>> Start RECORDS TO PROCESS

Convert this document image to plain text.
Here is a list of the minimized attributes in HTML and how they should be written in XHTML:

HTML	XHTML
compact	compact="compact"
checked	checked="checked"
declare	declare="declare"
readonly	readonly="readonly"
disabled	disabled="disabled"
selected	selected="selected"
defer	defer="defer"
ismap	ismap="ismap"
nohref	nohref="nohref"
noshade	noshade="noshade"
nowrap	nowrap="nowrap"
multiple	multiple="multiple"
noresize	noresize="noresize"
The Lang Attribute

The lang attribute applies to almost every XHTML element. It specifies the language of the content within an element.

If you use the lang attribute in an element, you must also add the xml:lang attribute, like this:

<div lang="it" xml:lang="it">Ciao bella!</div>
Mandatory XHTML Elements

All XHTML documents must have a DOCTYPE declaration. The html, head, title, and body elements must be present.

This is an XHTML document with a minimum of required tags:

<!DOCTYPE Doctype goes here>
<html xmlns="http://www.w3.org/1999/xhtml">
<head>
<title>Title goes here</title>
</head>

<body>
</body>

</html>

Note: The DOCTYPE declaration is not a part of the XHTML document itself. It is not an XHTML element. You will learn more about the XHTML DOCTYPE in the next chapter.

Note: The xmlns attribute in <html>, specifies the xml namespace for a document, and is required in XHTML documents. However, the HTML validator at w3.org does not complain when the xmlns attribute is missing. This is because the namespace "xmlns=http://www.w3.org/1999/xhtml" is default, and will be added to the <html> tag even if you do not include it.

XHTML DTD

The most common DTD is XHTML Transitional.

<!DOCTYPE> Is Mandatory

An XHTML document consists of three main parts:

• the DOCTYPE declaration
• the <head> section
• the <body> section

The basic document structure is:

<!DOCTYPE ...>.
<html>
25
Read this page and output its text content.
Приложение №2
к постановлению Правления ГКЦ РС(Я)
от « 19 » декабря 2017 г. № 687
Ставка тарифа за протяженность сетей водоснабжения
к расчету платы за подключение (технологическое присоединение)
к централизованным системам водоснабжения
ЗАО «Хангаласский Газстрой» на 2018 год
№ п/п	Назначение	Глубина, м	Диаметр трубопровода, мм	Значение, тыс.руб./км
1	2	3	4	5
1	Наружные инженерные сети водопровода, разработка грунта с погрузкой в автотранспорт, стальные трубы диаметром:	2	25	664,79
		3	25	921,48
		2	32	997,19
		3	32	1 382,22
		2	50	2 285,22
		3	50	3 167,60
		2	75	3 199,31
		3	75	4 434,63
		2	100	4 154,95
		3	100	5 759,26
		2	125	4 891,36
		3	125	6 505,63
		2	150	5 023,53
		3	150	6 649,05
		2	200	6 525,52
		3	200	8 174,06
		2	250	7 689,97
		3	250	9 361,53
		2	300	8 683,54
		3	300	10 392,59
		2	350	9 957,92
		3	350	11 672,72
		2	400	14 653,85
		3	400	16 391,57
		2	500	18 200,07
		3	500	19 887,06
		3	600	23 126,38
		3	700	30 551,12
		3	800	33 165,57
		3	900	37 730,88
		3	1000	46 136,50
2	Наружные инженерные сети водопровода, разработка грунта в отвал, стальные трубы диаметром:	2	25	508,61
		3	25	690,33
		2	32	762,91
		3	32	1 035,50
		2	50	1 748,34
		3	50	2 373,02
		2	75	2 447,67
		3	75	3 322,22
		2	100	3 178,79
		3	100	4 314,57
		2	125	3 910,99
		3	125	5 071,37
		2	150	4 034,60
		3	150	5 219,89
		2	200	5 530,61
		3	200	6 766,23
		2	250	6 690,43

>> End RECORDS TO PROCESS

» WHAT IS BEING ASKED: Exactly reproduce all of the entries.

» TASK OUTPUT:
Convert this document image to plain text.
Here is a list of the minimized attributes in HTML and how they should be written in XHTML:

HTML	XHTML
compact	compact="compact"
checked	checked="checked"
declare	declare="declare"
readonly	readonly="readonly"
disabled	disabled="disabled"
selected	selected="selected"
defer	defer="defer"
ismap	ismap="ismap"
nohref	nohref="nohref"
noshade	noshade="noshade"
nowrap	nowrap="nowrap"
multiple	multiple="multiple"
noresize	noresize="noresize"
The Lang Attribute

The lang attribute applies to almost every XHTML element. It specifies the language of the content within an element.

If you use the lang attribute in an element, you must also add the xml:lang attribute, like this:

<div lang="it" xml:lang="it">Ciao bella!</div>
Mandatory XHTML Elements

All XHTML documents must have a DOCTYPE declaration. The html, head, title, and body elements must be present.

This is an XHTML document with a minimum of required tags:

<!DOCTYPE Doctype goes here>
<html xmlns="http://www.w3.org/1999/xhtml">
<head>
<title>Title goes here</title>
</head>

<body>
</body>

</html>

Note: The DOCTYPE declaration is not a part of the XHTML document itself. It is not an XHTML element. You will learn more about the XHTML DOCTYPE in the next chapter.

Note: The xmlns attribute in <html>, specifies the xml namespace for a document, and is required in XHTML documents. However, the HTML validator at w3.org does not complain when the xmlns attribute is missing. This is because the namespace "xmlns=http://www.w3.org/1999/xhtml" is default, and will be added to the <html> tag even if you do not include it.

XHTML DTD

The most common DTD is XHTML Transitional.

<!DOCTYPE> Is Mandatory

An XHTML document consists of three main parts:

• the DOCTYPE declaration
• the <head> section
• the <body> section

The basic document structure is:

<!DOCTYPE ...>.
<html>
25
Read this page and output its text content.
Приложение №2
к постановлению Правления ГКЦ РС(Я)
от « 19 » декабря 2017 г. № 687
Ставка тарифа за протяженность сетей водоснабжения
к расчету платы за подключение (технологическое присоединение)
к централизованным системам водоснабжения
ЗАО «Хангаласский Газстрой» на 2018 год
№ п/п	Назначение	Глубина, м	Диаметр трубопровода, мм	Значение, тыс.руб./км
1	2	3	4	5
1	Наружные инженерные сети водопровода, разработка грунта с погрузкой в автотранспорт, стальные трубы диаметром:	2	25	664,79
		3	25	921,48
		2	32	997,19
		3	32	1 382,22
		2	50	2 285,22
		3	50	3 167,60
		2	75	3 199,31
		3	75	4 434,63
		2	100	4 154,95
		3	100	5 759,26
		2	125	4 891,36
		3	125	6 505,63
		2	150	5 023,53
		3	150	6 649,05
		2	200	6 525,52
		3	200	8 174,06
		2	250	7 689,97
		3	250	9 361,53
		2	300	8 683,54
		3	300	10 392,59
		2	350	9 957,92
		3	350	11 672,72
		2	400	14 653,85
		3	400	16 391,57
		2	500	18 200,07
		3	500	19 887,06
		3	600	23 126,38
		3	700	30 551,12
		3	800	33 165,57
		3	900	37 730,88
		3	1000	46 136,50
2	Наружные инженерные сети водопровода, разработка грунта в отвал, стальные трубы диаметром:	2	25	508,61
		3	25	690,33
		2	32	762,91
		3	32	1 035,50
		2	50	1 748,34
		3	50	2 373,02
		2	75	2 447,67
		3	75	3 322,22
		2	100	3 178,79
		3	100	4 314,57
		2	125	3 910,99
		3	125	5 071,37
		2	150	4 034,60
		3	150	5 219,89
		2	200	5 530,61
		3	200	6 766,23
		2	250	6 690,43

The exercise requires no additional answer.